• [Directive]: In the note below on extending path.glob, what is the default value of 'maxdepth'?

### Selection

It turns out that the desired behavior can be achieved by extending the interface of path.glob in util/path.jam and adding a few lines of jam code.  I added two optional parameters, 'recurse' and 'maxdepth'.  If a non-null argument is passed to 'recurse', then up to 'maxdepth' levels of subdirectories are globbed.  By default 'maxdepth' is MAXINT.  I will submit a patch after I do the hard work of documentation and selftest after some discovery of what needs to be done there.  In-line documentation reads as follows:

#    Returns the list of files matching the given pattern in the
#    specified directory.  Both directories and patterns are
#    supplied as portable paths. Each pattern should be non-absolute
#    path, and can't contain "." or ".." elements. Each slash separated
#    element of pattern can contain the following special characters:
#    -  '?', which match any character
#    -  '*', which matches arbitrary number of characters.

######
### Listed records

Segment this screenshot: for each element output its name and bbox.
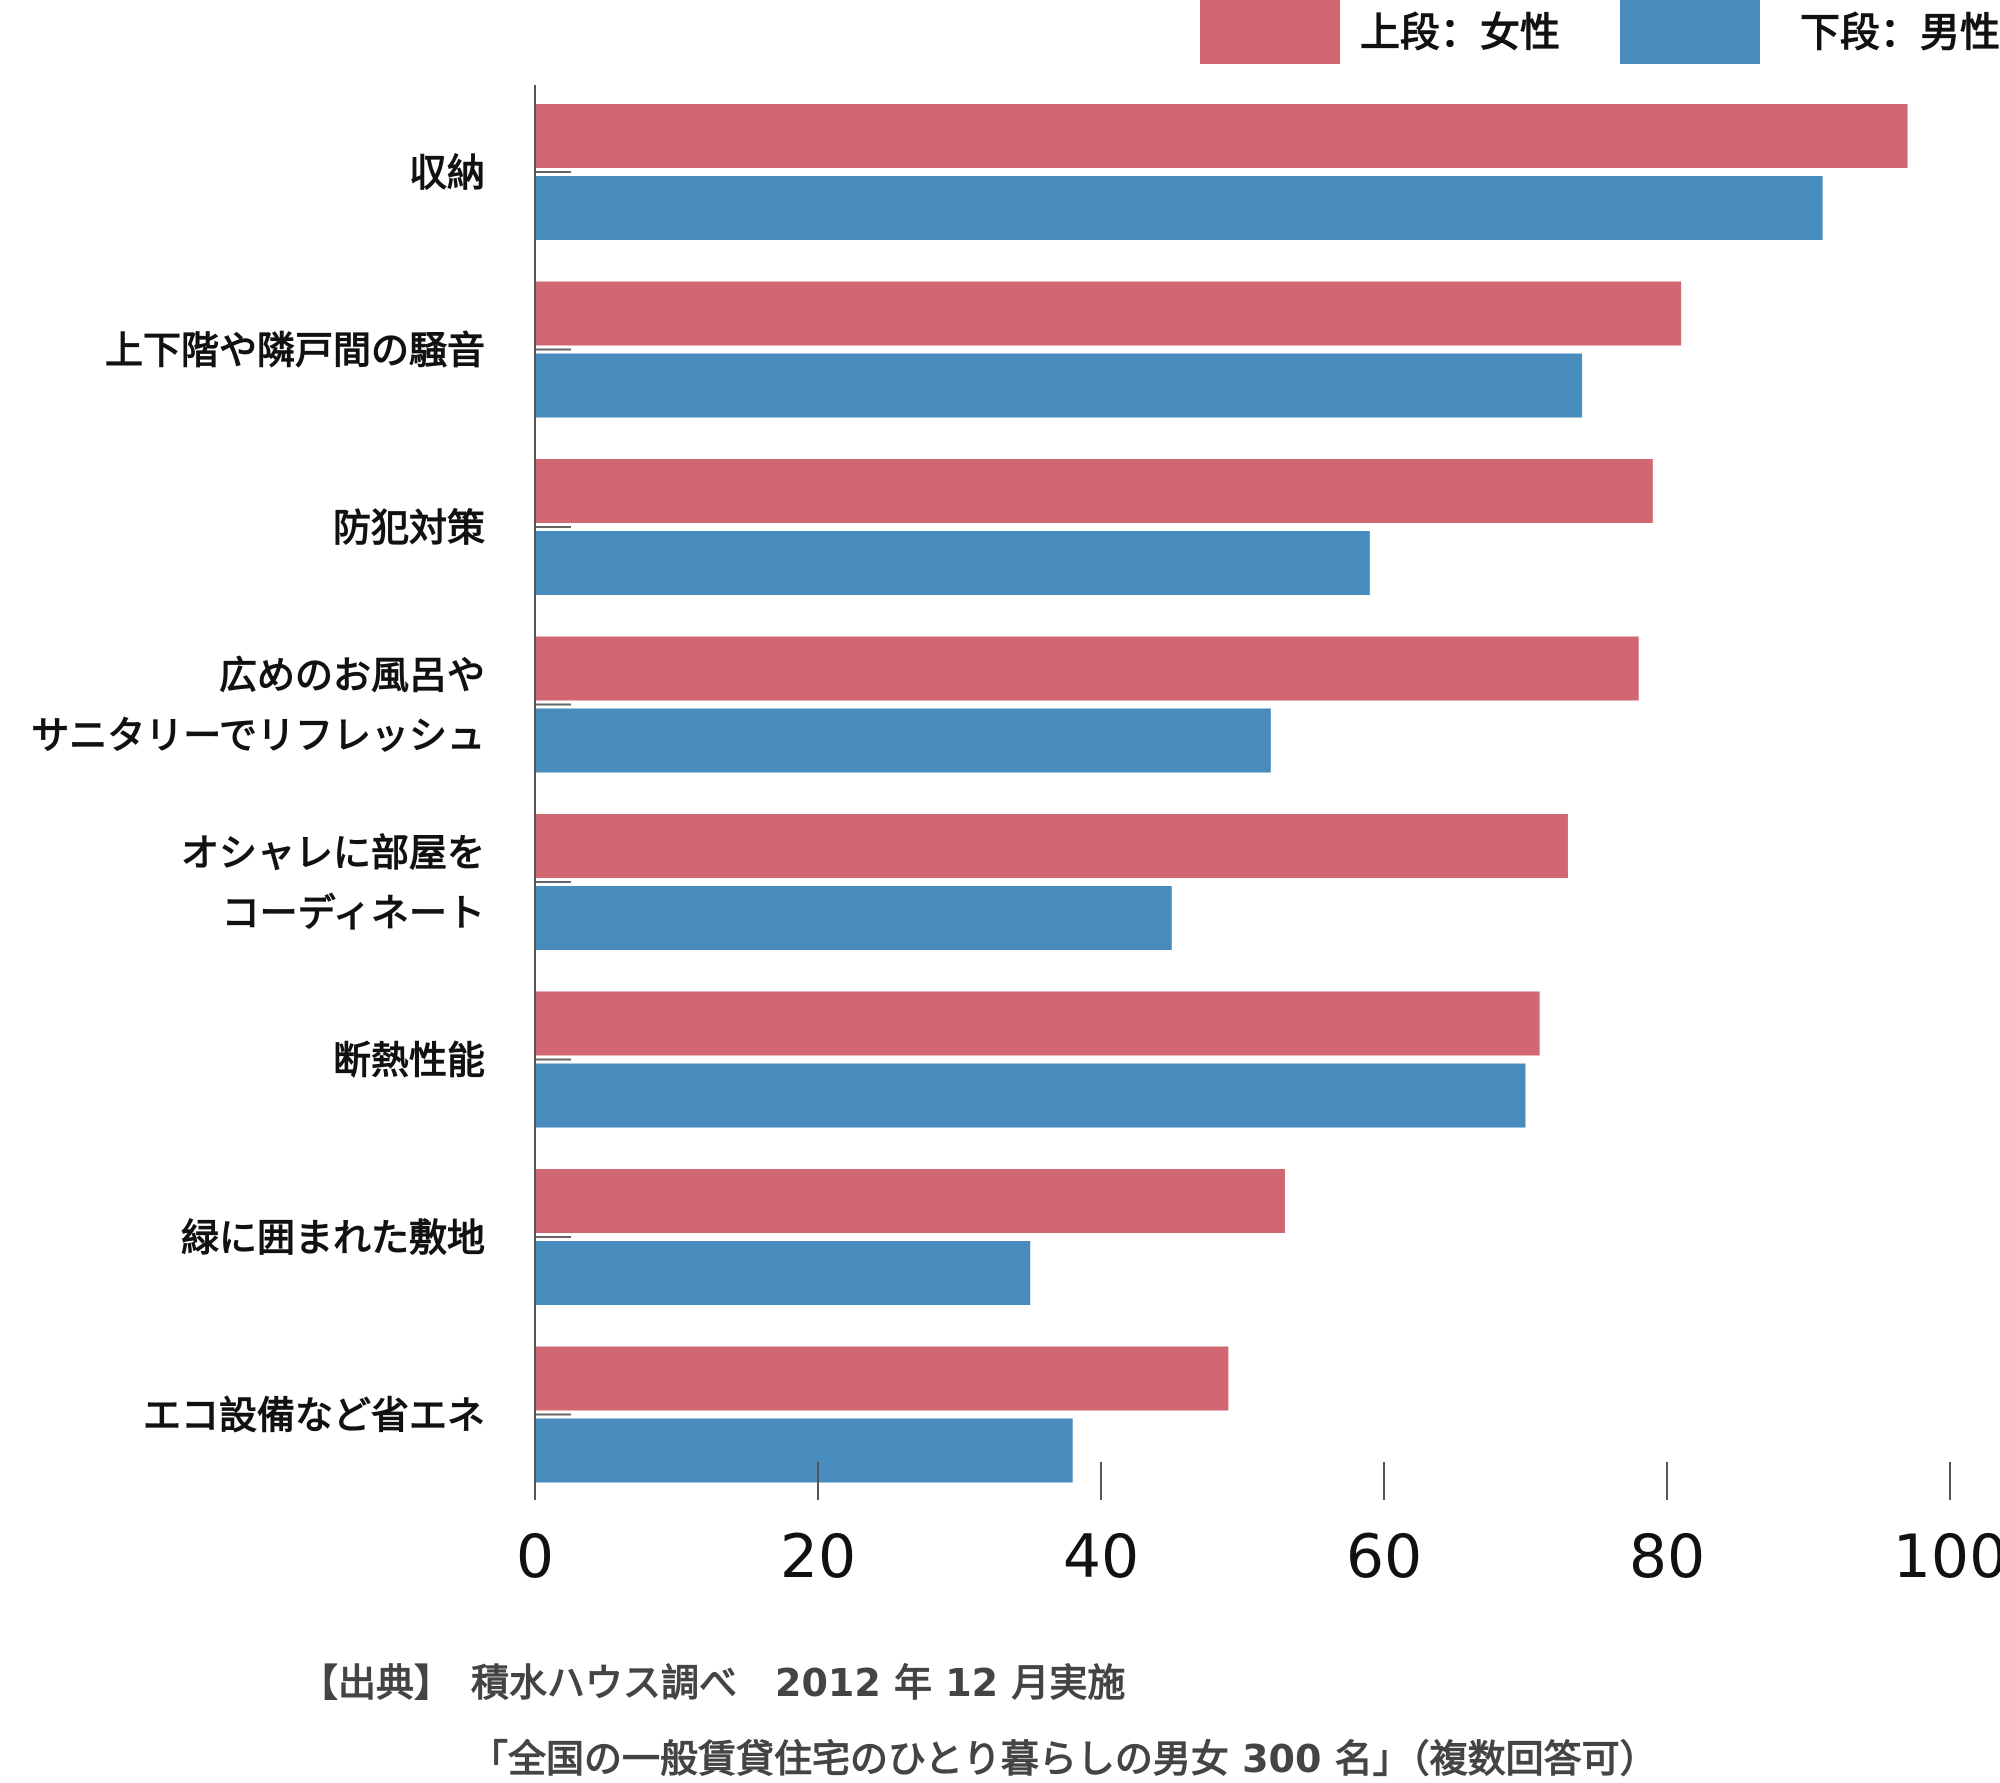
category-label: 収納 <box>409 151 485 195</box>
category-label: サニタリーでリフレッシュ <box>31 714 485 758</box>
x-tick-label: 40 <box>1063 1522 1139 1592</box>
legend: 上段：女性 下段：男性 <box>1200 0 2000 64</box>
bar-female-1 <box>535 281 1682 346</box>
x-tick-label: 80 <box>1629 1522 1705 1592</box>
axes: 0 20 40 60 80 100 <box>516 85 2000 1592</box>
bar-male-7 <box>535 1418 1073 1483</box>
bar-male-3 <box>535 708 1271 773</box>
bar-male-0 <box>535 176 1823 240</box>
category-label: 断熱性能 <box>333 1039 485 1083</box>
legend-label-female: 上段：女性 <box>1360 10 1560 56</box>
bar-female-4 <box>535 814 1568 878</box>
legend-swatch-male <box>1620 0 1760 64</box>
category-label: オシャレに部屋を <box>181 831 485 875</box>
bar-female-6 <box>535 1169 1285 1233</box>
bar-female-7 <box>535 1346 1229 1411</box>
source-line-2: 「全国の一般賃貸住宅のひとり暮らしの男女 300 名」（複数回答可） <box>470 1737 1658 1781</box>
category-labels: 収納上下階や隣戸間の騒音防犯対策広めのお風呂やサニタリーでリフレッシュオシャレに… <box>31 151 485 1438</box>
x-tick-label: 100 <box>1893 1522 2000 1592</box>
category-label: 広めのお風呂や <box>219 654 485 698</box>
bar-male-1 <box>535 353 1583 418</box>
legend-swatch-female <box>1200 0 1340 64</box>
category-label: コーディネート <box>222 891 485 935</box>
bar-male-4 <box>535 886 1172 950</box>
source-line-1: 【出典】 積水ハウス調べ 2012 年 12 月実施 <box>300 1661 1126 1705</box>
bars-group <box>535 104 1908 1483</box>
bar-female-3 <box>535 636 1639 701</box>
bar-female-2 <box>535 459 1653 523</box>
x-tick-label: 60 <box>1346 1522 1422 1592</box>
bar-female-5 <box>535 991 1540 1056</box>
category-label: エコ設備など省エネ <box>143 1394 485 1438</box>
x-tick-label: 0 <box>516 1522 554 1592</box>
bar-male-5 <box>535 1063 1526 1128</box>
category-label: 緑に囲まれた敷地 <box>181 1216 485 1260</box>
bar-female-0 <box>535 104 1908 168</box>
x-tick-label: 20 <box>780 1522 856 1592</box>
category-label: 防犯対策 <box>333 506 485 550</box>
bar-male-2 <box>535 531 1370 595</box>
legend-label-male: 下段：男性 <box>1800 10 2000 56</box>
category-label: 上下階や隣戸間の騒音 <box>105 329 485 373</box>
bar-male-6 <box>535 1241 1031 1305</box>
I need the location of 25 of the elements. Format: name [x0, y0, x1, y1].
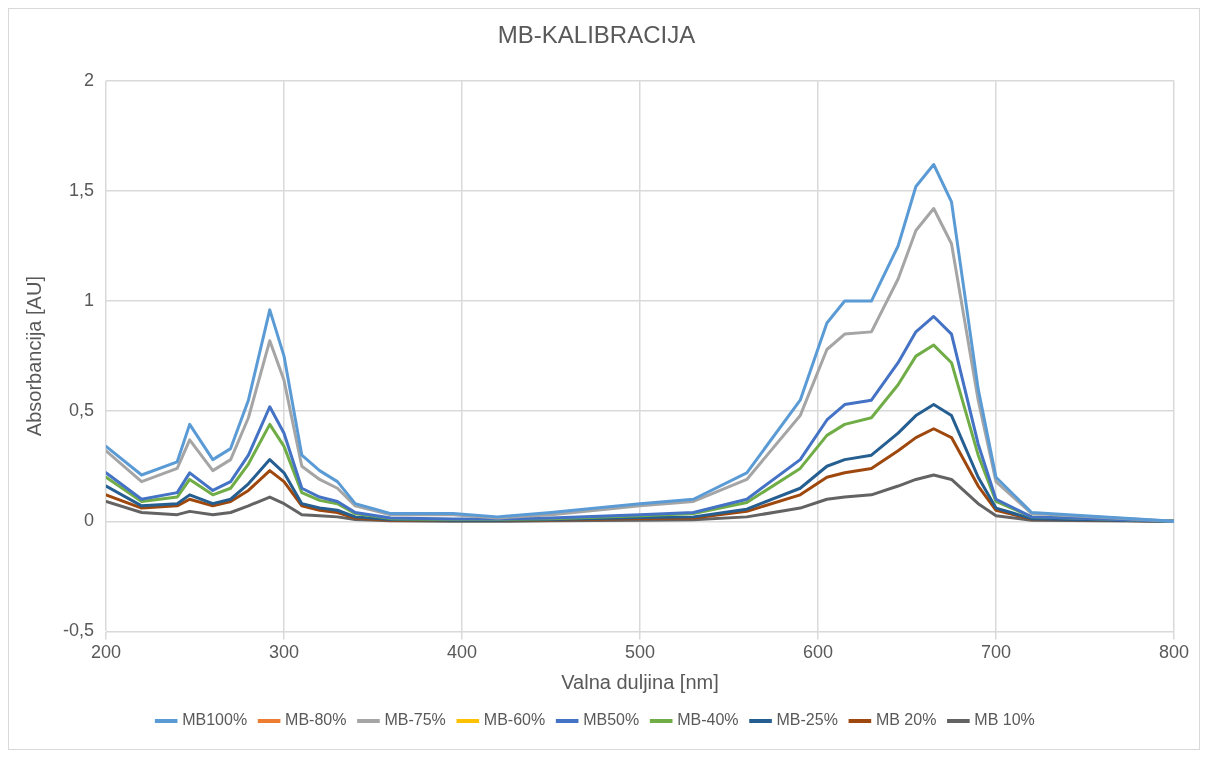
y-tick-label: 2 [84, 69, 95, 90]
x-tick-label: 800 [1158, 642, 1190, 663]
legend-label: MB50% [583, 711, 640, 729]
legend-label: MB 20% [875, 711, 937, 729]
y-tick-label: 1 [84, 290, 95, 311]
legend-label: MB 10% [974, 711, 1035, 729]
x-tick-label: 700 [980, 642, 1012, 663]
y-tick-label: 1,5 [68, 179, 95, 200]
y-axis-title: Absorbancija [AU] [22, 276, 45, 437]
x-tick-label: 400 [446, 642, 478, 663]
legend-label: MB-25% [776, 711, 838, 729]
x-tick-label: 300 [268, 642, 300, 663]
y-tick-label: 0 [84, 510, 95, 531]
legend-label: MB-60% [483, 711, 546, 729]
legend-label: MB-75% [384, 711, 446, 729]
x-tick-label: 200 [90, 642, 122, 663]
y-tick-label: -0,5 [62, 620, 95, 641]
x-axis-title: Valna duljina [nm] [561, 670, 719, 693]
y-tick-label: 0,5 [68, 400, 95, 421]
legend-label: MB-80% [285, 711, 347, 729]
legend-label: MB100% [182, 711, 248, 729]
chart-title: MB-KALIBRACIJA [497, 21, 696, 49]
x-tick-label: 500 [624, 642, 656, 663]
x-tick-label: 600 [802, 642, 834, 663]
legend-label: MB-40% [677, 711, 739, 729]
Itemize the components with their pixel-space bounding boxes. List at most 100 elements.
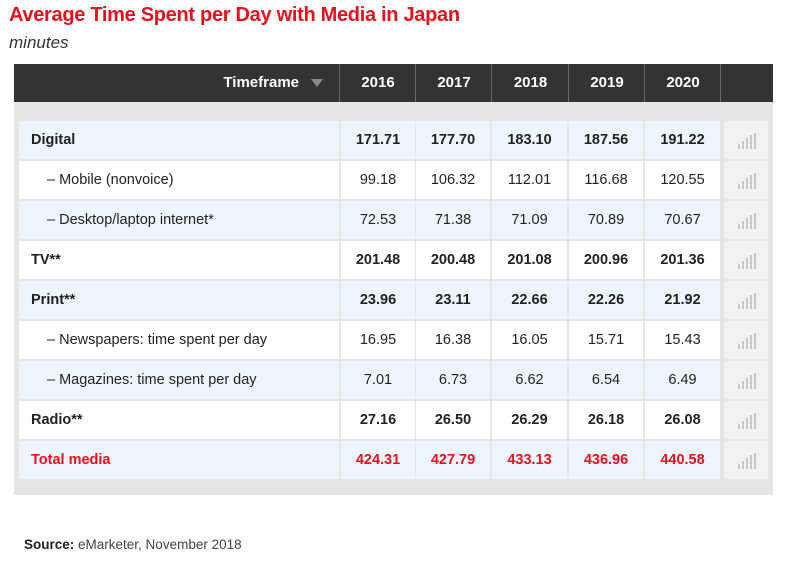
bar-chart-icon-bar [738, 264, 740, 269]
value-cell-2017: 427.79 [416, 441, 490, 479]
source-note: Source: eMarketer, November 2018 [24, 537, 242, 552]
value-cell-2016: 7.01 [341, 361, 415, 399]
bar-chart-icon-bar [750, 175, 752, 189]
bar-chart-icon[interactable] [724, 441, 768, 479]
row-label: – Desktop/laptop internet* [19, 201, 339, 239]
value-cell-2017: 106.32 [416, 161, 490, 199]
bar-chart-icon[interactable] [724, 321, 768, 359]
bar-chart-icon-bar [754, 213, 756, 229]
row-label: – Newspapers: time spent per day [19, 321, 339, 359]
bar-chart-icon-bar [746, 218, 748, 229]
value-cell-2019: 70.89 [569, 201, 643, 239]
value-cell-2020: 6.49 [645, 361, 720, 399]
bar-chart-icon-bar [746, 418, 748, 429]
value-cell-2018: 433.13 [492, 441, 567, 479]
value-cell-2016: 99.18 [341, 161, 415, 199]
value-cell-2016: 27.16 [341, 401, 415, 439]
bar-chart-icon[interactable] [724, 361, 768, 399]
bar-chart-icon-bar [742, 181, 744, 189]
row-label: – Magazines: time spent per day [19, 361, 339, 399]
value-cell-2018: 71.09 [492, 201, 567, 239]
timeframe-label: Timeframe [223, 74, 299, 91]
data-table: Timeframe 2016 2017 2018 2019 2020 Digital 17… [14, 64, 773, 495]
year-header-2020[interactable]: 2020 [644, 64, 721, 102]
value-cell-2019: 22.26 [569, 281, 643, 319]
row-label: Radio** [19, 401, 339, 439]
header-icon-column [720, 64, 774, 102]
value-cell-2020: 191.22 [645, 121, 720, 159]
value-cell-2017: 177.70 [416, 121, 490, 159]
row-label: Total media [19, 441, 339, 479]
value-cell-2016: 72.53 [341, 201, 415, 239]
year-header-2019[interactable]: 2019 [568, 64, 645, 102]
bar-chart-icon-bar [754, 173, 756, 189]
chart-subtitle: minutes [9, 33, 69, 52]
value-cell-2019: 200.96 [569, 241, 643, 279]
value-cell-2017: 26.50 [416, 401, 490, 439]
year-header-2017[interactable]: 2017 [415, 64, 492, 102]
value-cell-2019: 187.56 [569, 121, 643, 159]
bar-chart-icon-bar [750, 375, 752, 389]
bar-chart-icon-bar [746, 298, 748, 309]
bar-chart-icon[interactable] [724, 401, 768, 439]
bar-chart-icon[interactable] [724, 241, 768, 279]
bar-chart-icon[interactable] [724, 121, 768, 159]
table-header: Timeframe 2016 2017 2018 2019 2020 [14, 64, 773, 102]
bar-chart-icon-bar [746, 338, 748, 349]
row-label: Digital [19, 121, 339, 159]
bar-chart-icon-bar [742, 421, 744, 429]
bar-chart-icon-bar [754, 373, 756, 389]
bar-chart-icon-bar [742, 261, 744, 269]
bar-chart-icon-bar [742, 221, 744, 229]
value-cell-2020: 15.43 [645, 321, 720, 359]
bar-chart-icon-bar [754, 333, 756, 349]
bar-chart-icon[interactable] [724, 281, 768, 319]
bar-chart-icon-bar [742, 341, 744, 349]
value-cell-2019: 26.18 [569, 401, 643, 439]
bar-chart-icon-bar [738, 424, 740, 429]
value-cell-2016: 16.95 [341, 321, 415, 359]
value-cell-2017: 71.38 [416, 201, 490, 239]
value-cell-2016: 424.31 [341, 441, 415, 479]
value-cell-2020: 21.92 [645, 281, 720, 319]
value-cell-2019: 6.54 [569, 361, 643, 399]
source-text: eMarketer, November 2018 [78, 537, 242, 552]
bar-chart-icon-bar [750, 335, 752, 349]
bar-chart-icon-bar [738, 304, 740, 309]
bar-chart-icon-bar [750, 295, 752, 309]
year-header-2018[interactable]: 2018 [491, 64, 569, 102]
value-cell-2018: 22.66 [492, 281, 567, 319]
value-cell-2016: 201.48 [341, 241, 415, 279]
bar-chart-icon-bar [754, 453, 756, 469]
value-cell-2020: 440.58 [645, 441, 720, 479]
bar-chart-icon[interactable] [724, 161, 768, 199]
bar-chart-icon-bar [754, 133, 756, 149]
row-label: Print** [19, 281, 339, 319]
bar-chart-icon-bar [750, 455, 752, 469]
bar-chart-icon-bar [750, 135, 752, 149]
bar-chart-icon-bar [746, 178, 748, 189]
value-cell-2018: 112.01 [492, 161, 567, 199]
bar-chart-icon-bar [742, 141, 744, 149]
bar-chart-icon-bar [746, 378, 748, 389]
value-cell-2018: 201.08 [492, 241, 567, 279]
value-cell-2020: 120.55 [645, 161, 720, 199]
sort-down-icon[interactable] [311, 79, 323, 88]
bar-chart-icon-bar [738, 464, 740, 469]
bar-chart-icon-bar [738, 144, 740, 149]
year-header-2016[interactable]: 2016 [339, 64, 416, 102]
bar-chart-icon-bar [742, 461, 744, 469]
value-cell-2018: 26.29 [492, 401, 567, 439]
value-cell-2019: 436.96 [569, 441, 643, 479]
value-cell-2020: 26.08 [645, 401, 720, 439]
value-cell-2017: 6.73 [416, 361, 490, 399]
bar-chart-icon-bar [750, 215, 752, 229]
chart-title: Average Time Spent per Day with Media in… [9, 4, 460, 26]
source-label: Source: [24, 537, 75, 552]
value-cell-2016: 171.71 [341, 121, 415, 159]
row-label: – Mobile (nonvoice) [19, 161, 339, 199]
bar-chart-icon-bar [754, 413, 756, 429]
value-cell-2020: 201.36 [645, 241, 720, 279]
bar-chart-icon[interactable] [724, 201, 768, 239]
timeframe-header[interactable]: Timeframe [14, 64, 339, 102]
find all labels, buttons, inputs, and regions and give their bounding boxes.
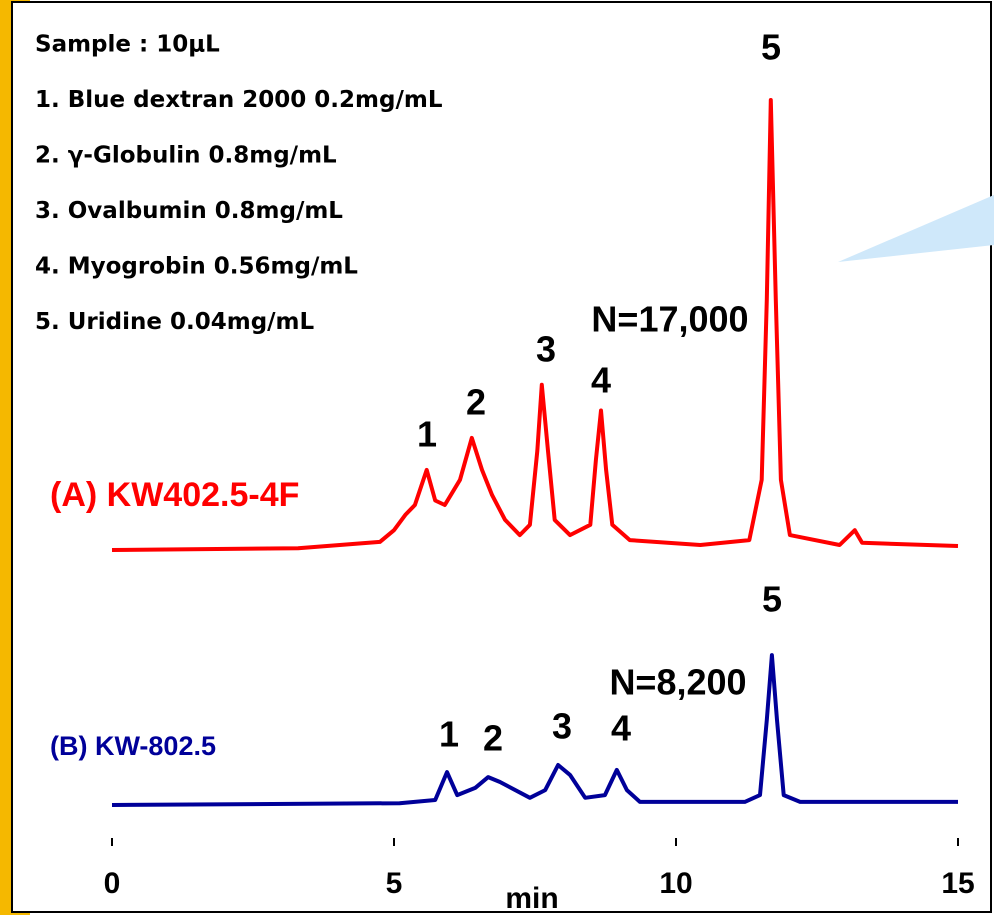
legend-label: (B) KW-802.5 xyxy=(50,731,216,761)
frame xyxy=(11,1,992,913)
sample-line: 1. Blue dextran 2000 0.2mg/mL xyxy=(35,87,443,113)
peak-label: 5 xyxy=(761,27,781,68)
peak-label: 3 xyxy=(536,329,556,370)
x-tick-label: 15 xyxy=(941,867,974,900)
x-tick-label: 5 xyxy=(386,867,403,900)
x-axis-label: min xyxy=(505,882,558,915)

######

• [Exercise solution]: MAXINT